**EXCERPT TO READ**
One challenge with tension locks is fastening the tension locks to the components to be connected to one another by the tension lock. Special tools are often required for fastening, for example to create rivet connections or to create screw connections. In addition, some types of connections, e.g. welded connections, are very difficult to create with thin-walled components such as metal sheets.

SUMMARY OF THE INVENTION

The object underlying the invention is therefore to design and further develop a previously described tension lock in such manner that it can be reliably assembled on the components to be connected to one another by the tension lock without using tools.

This object is achieved in the case of a tension lock according to the preamble of claim 1 in that the first fastening element and/or the second fastening element has at least one connecting means for creating an, in particular positive-locking, connection, which can be assembled without tools, with a cut-out provided in the component.

The invention relates to a tension lock, which can be assembled without tools on two components to be connected to one another. The tension lock comprises a first fastening element for connecting the tension lock to the first component and a second fastening element for connecting the tension lock to the second component The two fastening elements are therefore used to connect the tension lock to the components to be connected. Since the components often have flat surfaces, it is preferable that the fastening elements in each case also have at least one flat (contact) surface for contact with the components to be connected. The tension lock also comprises a tension lever for actuating the tension lock. This tension lever is movably connected to at least one of the two fastening elements, for example via an articulated rocker. The tension lever can also be connected to both fastening elements, wherein one of these two connections should be designed to be detachable so that the tension lock can be opened fully.

**INFORMATION SUPPLIED**

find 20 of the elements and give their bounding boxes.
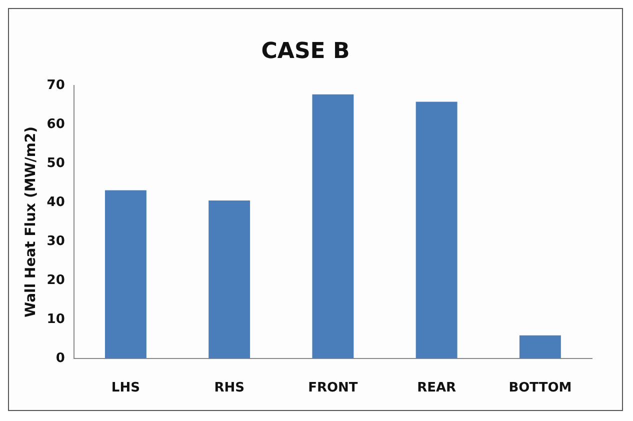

**EXERCISE REQUIREMENTS**
In the tension-lock text, if the tension lever is connected to both fastening elements, why should one of those two connections be detachable?

**SOLUTION FOR THIS TASK**
So that the tension lock can be opened fully.